■ **THE PROBLEM**: Each entry below is to be given again word for word, with no pictures.
▬▬▬▬▬▬▬▬▬▬
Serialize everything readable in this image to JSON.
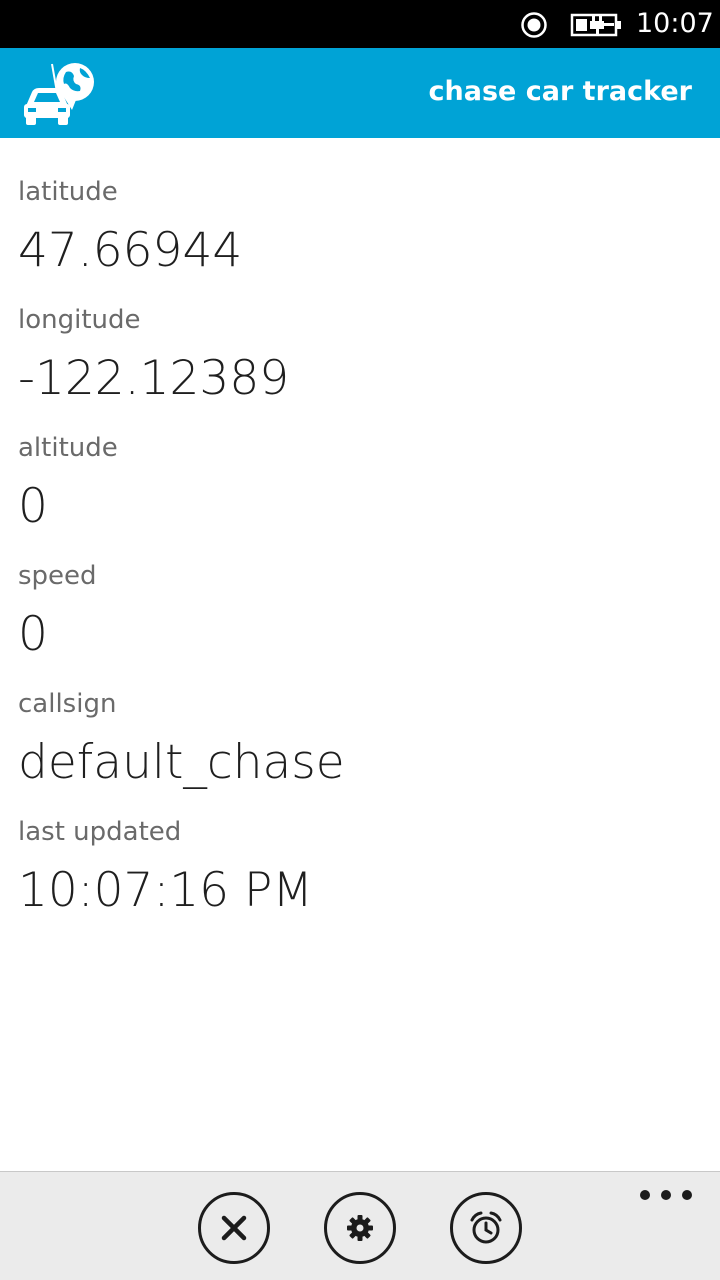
{
  "status_bar": {
    "time": "10:07",
    "icons": [
      "location-icon",
      "battery-charging-icon"
    ]
  },
  "header": {
    "title": "chase car tracker",
    "logo_icon": "car-globe-logo",
    "accent_color": "#00a3d6"
  },
  "fields": [
    {
      "label": "latitude",
      "value": "47.66944"
    },
    {
      "label": "longitude",
      "value": "-122.12389"
    },
    {
      "label": "altitude",
      "value": "0"
    },
    {
      "label": "speed",
      "value": "0"
    },
    {
      "label": "callsign",
      "value": "default_chase"
    },
    {
      "label": "last updated",
      "value": "10:07:16 PM"
    }
  ],
  "app_bar": {
    "buttons": [
      {
        "icon": "close-icon"
      },
      {
        "icon": "settings-icon"
      },
      {
        "icon": "alarm-clock-icon"
      }
    ],
    "more_icon": "more-dots-icon"
  }
}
▬▬▬▬▬▬▬▬▬▬
■ **SOLUTION**:
Serialize everything readable in this image to JSON.
{
  "status_bar": {
    "time": "10:07",
    "icons": [
      "location-icon",
      "battery-charging-icon"
    ]
  },
  "header": {
    "title": "chase car tracker",
    "logo_icon": "car-globe-logo",
    "accent_color": "#00a3d6"
  },
  "fields": [
    {
      "label": "latitude",
      "value": "47.66944"
    },
    {
      "label": "longitude",
      "value": "-122.12389"
    },
    {
      "label": "altitude",
      "value": "0"
    },
    {
      "label": "speed",
      "value": "0"
    },
    {
      "label": "callsign",
      "value": "default_chase"
    },
    {
      "label": "last updated",
      "value": "10:07:16 PM"
    }
  ],
  "app_bar": {
    "buttons": [
      {
        "icon": "close-icon"
      },
      {
        "icon": "settings-icon"
      },
      {
        "icon": "alarm-clock-icon"
      }
    ],
    "more_icon": "more-dots-icon"
  }
}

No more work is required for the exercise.